Work to do =>
Transcribe the listing exactly, leaving out every picture.

Exercise materials =>
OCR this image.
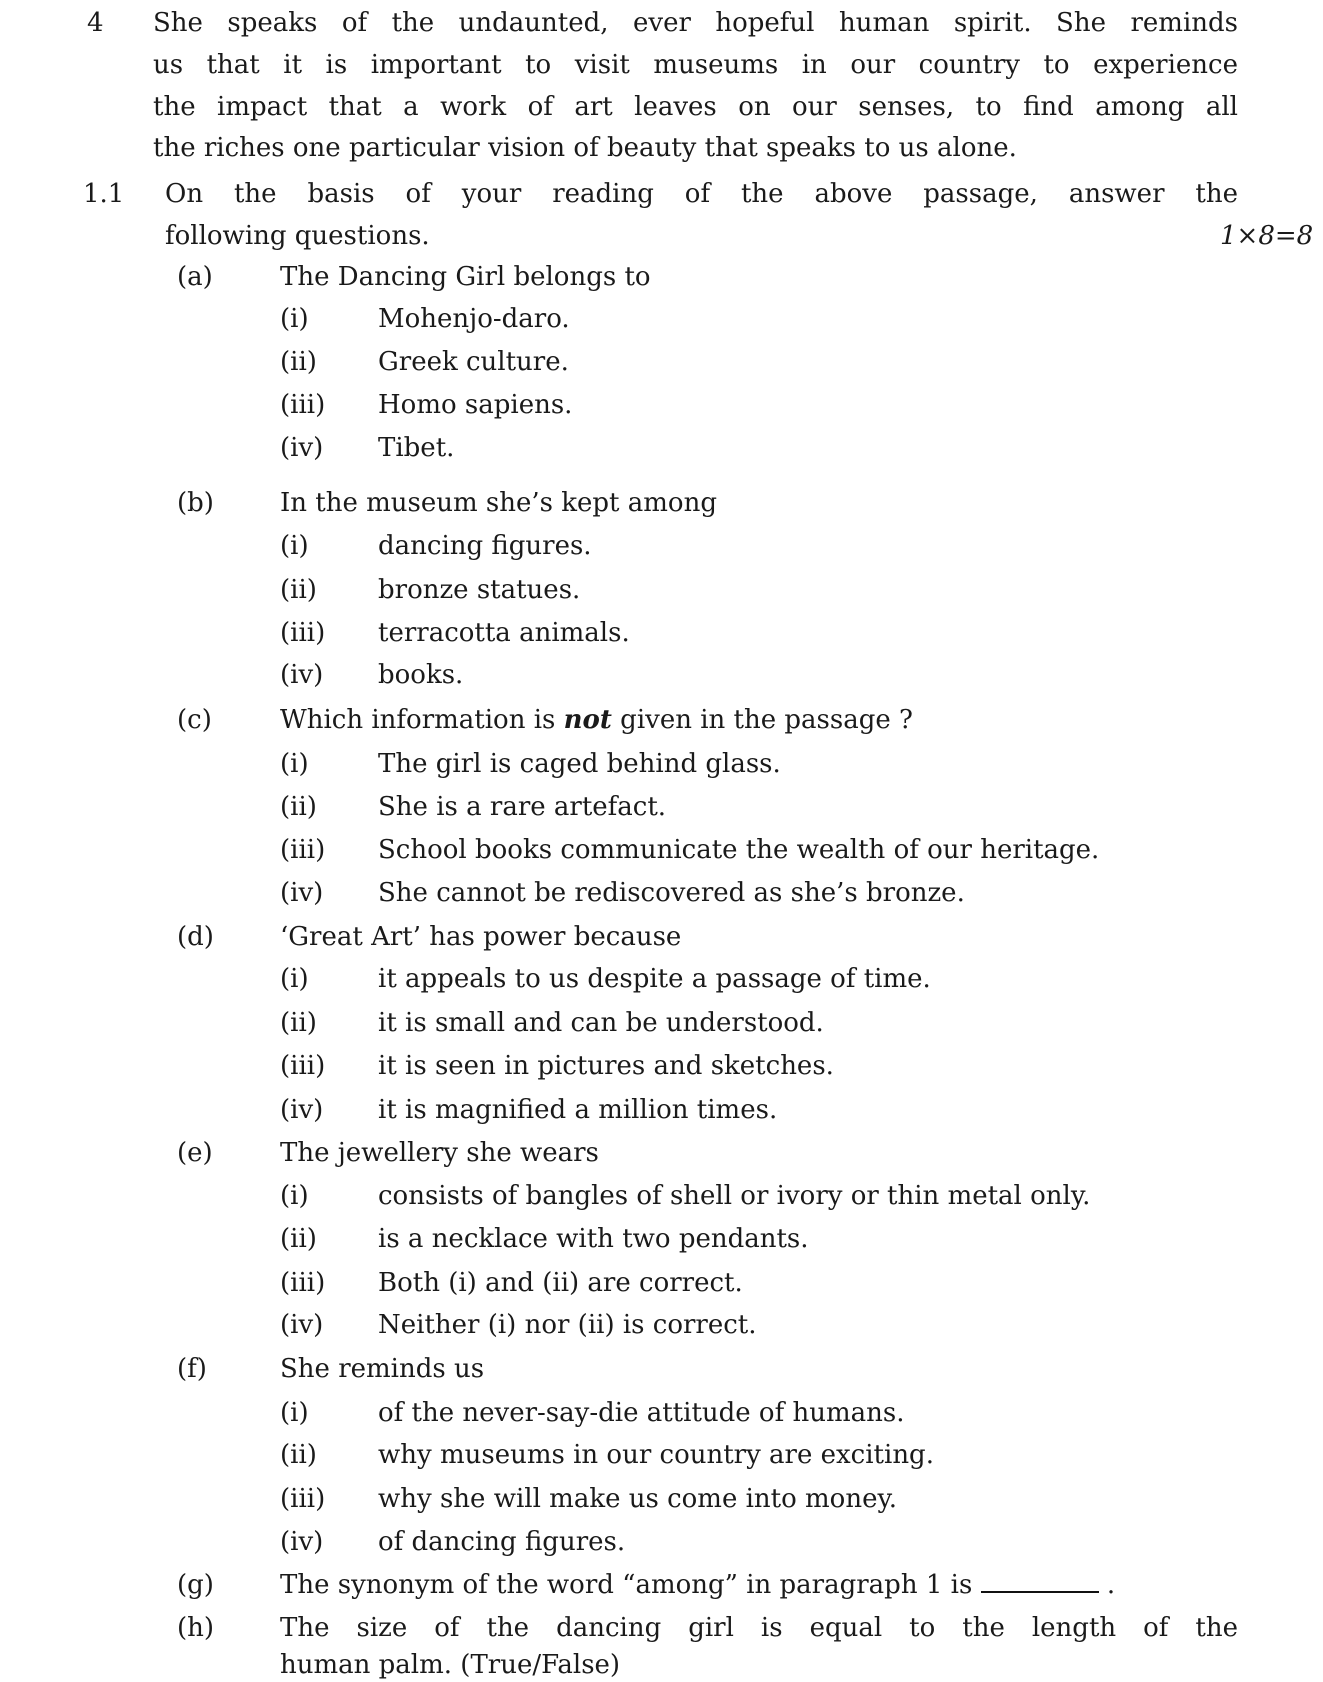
4 She speaks of the undaunted, ever hopeful human spirit. She reminds
us that it is important to visit museums in our country to experience
the impact that a work of art leaves on our senses, to find among all
the riches one particular vision of beauty that speaks to us alone.
1.1 On the basis of your reading of the above passage, answer the
following questions.	1×8=8
(a)	The Dancing Girl belongs to
(i)	Mohenjo-daro.
(ii) Greek culture.
(iii) Homo sapiens.
(iv) Tibet.
(b)	In the museum she’s kept among
(i)	dancing figures.
(ii) bronze statues.
(iii) terracotta animals.
(iv) books.
(c)	Which information is not given in the passage ?
(i)	The girl is caged behind glass.
(ii) She is a rare artefact.
(iii) School books communicate the wealth of our heritage.
(iv) She cannot be rediscovered as she’s bronze.
(d)	‘Great Art’ has power because
(i)	it appeals to us despite a passage of time.
(ii) it is small and can be understood.
(iii) it is seen in pictures and sketches.
(iv) it is magnified a million times.
(e)	The jewellery she wears
(i)	consists of bangles of shell or ivory or thin metal only.
(ii) is a necklace with two pendants.
(iii) Both (i) and (ii) are correct.
(iv) Neither (i) nor (ii) is correct.
(f)	She reminds us
(i)	of the never-say-die attitude of humans.
(ii) why museums in our country are exciting.
(iii) why she will make us come into money.
(iv) of dancing figures.
(g)	The synonym of the word “among” in paragraph 1 is	.
(h)	The size of the dancing girl is equal to the length of the
human palm. (True/False)
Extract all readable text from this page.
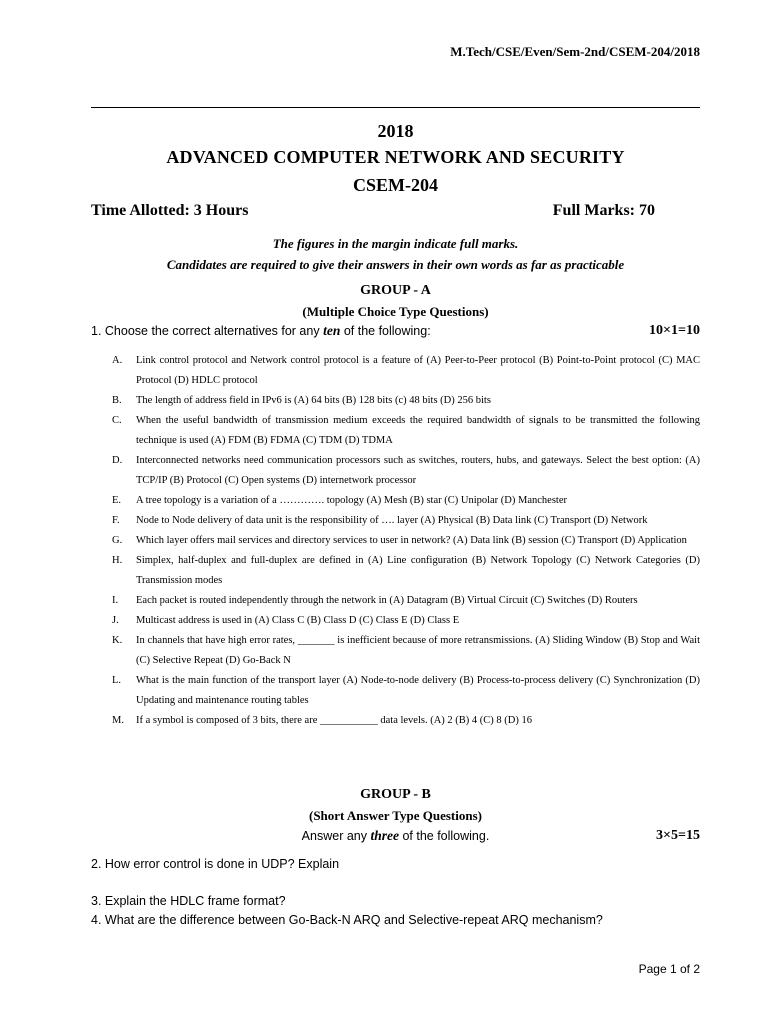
M.Tech/CSE/Even/Sem-2nd/CSEM-204/2018
2018
ADVANCED COMPUTER NETWORK AND SECURITY
CSEM-204
Time Allotted: 3 Hours	Full Marks: 70
The figures in the margin indicate full marks.
Candidates are required to give their answers in their own words as far as practicable
GROUP - A
(Multiple Choice Type Questions)
1. Choose the correct alternatives for any ten of the following:	10×1=10
A. Link control protocol and Network control protocol is a feature of (A) Peer-to-Peer protocol (B) Point-to-Point protocol (C) MAC Protocol (D) HDLC protocol
B. The length of address field in IPv6 is (A) 64 bits (B) 128 bits (c) 48 bits (D) 256 bits
C. When the useful bandwidth of transmission medium exceeds the required bandwidth of signals to be transmitted the following technique is used (A) FDM (B) FDMA (C) TDM (D) TDMA
D. Interconnected networks need communication processors such as switches, routers, hubs, and gateways. Select the best option: (A) TCP/IP (B) Protocol (C) Open systems (D) internetwork processor
E. A tree topology is a variation of a …………. topology (A) Mesh (B) star (C) Unipolar (D) Manchester
F. Node to Node delivery of data unit is the responsibility of …. layer (A) Physical (B) Data link (C) Transport (D) Network
G. Which layer offers mail services and directory services to user in network? (A) Data link (B) session (C) Transport (D) Application
H. Simplex, half-duplex and full-duplex are defined in (A) Line configuration (B) Network Topology (C) Network Categories (D) Transmission modes
I. Each packet is routed independently through the network in (A) Datagram (B) Virtual Circuit (C) Switches (D) Routers
J. Multicast address is used in (A) Class C (B) Class D (C) Class E (D) Class E
K. In channels that have high error rates, _______ is inefficient because of more retransmissions. (A) Sliding Window (B) Stop and Wait (C) Selective Repeat (D) Go-Back N
L. What is the main function of the transport layer (A) Node-to-node delivery (B) Process-to-process delivery (C) Synchronization (D) Updating and maintenance routing tables
M. If a symbol is composed of 3 bits, there are ___________ data levels. (A) 2 (B) 4 (C) 8 (D) 16
GROUP - B
(Short Answer Type Questions)
Answer any three of the following.	3×5=15
2. How error control is done in UDP? Explain
3. Explain the HDLC frame format?
4. What are the difference between Go-Back-N ARQ and Selective-repeat ARQ mechanism?
Page 1 of 2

Exercise result =>
OCR this image.
4 She speaks of the undaunted, ever hopeful human spirit. She reminds
us that it is important to visit museums in our country to experience
the impact that a work of art leaves on our senses, to find among all
the riches one particular vision of beauty that speaks to us alone.
1.1 On the basis of your reading of the above passage, answer the
following questions.	1×8=8
(a)	The Dancing Girl belongs to
(i)	Mohenjo-daro.
(ii) Greek culture.
(iii) Homo sapiens.
(iv) Tibet.
(b)	In the museum she’s kept among
(i)	dancing figures.
(ii) bronze statues.
(iii) terracotta animals.
(iv) books.
(c)	Which information is not given in the passage ?
(i)	The girl is caged behind glass.
(ii) She is a rare artefact.
(iii) School books communicate the wealth of our heritage.
(iv) She cannot be rediscovered as she’s bronze.
(d)	‘Great Art’ has power because
(i)	it appeals to us despite a passage of time.
(ii) it is small and can be understood.
(iii) it is seen in pictures and sketches.
(iv) it is magnified a million times.
(e)	The jewellery she wears
(i)	consists of bangles of shell or ivory or thin metal only.
(ii) is a necklace with two pendants.
(iii) Both (i) and (ii) are correct.
(iv) Neither (i) nor (ii) is correct.
(f)	She reminds us
(i)	of the never-say-die attitude of humans.
(ii) why museums in our country are exciting.
(iii) why she will make us come into money.
(iv) of dancing figures.
(g)	The synonym of the word “among” in paragraph 1 is	.
(h)	The size of the dancing girl is equal to the length of the
human palm. (True/False)
Extract all readable text from this page.
M.Tech/CSE/Even/Sem-2nd/CSEM-204/2018
2018
ADVANCED COMPUTER NETWORK AND SECURITY
CSEM-204
Time Allotted: 3 Hours	Full Marks: 70
The figures in the margin indicate full marks.
Candidates are required to give their answers in their own words as far as practicable
GROUP - A
(Multiple Choice Type Questions)
1. Choose the correct alternatives for any ten of the following:	10×1=10
A. Link control protocol and Network control protocol is a feature of (A) Peer-to-Peer protocol (B) Point-to-Point protocol (C) MAC Protocol (D) HDLC protocol
B. The length of address field in IPv6 is (A) 64 bits (B) 128 bits (c) 48 bits (D) 256 bits
C. When the useful bandwidth of transmission medium exceeds the required bandwidth of signals to be transmitted the following technique is used (A) FDM (B) FDMA (C) TDM (D) TDMA
D. Interconnected networks need communication processors such as switches, routers, hubs, and gateways. Select the best option: (A) TCP/IP (B) Protocol (C) Open systems (D) internetwork processor
E. A tree topology is a variation of a …………. topology (A) Mesh (B) star (C) Unipolar (D) Manchester
F. Node to Node delivery of data unit is the responsibility of …. layer (A) Physical (B) Data link (C) Transport (D) Network
G. Which layer offers mail services and directory services to user in network? (A) Data link (B) session (C) Transport (D) Application
H. Simplex, half-duplex and full-duplex are defined in (A) Line configuration (B) Network Topology (C) Network Categories (D) Transmission modes
I. Each packet is routed independently through the network in (A) Datagram (B) Virtual Circuit (C) Switches (D) Routers
J. Multicast address is used in (A) Class C (B) Class D (C) Class E (D) Class E
K. In channels that have high error rates, _______ is inefficient because of more retransmissions. (A) Sliding Window (B) Stop and Wait (C) Selective Repeat (D) Go-Back N
L. What is the main function of the transport layer (A) Node-to-node delivery (B) Process-to-process delivery (C) Synchronization (D) Updating and maintenance routing tables
M. If a symbol is composed of 3 bits, there are ___________ data levels. (A) 2 (B) 4 (C) 8 (D) 16
GROUP - B
(Short Answer Type Questions)
Answer any three of the following.	3×5=15
2. How error control is done in UDP? Explain
3. Explain the HDLC frame format?
4. What are the difference between Go-Back-N ARQ and Selective-repeat ARQ mechanism?
Page 1 of 2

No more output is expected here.